*Aim*:
Single out the lines of the material that contain "title" and copy them.
......
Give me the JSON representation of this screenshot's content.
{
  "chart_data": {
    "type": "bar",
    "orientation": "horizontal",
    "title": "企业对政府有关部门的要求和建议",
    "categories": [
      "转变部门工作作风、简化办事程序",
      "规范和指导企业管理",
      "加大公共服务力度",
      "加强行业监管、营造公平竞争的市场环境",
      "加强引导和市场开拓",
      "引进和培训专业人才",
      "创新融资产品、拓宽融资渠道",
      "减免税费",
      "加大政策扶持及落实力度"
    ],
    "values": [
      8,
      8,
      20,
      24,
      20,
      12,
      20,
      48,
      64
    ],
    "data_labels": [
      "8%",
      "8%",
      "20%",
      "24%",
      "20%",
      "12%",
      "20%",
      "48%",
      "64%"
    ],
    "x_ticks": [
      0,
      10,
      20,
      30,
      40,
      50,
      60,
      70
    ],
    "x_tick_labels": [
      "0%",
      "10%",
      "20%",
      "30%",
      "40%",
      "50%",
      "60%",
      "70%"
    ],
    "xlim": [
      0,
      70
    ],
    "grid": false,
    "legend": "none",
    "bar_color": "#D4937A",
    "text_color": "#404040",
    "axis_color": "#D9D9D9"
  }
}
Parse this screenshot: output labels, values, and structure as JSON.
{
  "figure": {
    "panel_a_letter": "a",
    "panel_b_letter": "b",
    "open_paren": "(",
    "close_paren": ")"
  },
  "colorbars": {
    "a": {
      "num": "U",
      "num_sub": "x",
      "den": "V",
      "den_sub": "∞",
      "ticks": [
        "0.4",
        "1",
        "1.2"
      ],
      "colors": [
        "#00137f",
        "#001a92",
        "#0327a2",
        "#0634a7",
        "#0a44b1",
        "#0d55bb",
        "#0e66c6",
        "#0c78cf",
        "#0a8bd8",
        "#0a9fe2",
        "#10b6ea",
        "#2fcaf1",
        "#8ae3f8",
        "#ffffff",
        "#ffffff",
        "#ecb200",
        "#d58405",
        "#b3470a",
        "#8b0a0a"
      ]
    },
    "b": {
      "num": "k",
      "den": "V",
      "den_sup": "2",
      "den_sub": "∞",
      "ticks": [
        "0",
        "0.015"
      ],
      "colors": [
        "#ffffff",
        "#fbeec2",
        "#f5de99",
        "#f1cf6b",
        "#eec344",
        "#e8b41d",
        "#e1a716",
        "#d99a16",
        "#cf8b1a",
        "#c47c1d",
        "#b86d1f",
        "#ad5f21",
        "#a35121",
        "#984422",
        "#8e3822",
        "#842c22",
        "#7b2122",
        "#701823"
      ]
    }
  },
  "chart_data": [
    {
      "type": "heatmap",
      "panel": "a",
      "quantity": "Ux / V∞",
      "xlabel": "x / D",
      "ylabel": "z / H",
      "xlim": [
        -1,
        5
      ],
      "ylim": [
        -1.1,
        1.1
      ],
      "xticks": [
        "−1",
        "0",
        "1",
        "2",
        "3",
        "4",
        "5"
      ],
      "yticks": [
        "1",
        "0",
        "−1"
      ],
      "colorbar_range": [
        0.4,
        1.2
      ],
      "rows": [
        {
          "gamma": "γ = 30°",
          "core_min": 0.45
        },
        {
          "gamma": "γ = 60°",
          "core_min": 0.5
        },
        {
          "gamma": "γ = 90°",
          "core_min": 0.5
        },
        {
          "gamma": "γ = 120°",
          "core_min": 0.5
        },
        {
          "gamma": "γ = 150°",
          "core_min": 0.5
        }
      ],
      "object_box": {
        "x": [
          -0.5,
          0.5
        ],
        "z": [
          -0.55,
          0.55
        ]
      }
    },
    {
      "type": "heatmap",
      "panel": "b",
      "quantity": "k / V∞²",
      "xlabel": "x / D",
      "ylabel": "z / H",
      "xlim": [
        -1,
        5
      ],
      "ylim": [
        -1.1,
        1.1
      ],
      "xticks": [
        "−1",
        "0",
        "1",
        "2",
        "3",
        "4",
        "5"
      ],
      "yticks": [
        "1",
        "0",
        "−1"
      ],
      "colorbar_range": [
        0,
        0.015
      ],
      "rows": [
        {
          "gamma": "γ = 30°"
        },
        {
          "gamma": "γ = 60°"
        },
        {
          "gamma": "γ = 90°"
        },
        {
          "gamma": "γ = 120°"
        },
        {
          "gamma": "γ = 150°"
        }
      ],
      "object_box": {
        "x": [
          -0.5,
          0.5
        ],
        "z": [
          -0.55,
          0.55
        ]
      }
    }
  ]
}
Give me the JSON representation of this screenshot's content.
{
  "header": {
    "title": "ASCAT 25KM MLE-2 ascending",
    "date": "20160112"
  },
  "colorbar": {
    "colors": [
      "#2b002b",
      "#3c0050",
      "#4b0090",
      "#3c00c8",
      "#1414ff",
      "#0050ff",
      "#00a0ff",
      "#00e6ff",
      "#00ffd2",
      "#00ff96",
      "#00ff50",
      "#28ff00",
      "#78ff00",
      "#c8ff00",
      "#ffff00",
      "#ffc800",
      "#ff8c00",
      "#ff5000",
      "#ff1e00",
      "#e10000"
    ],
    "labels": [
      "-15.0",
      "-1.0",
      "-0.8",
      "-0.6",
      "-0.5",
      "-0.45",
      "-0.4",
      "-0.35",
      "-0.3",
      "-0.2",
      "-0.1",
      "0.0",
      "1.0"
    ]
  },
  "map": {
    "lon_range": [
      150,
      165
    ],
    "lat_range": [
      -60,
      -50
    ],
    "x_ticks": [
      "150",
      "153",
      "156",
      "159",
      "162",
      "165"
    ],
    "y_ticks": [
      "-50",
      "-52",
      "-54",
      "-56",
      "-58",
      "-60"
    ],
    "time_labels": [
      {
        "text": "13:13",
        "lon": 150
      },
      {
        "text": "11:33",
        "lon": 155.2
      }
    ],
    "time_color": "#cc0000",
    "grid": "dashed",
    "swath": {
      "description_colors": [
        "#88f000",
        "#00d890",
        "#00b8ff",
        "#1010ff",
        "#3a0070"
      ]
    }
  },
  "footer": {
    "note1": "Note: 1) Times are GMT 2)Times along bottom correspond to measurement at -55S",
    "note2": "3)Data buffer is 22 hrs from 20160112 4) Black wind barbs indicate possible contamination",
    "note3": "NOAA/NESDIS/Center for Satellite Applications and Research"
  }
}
......
*Answer to the exercise*:
    "title": "企业对政府有关部门的要求和建议",
    "title": "ASCAT 25KM MLE-2 ascending",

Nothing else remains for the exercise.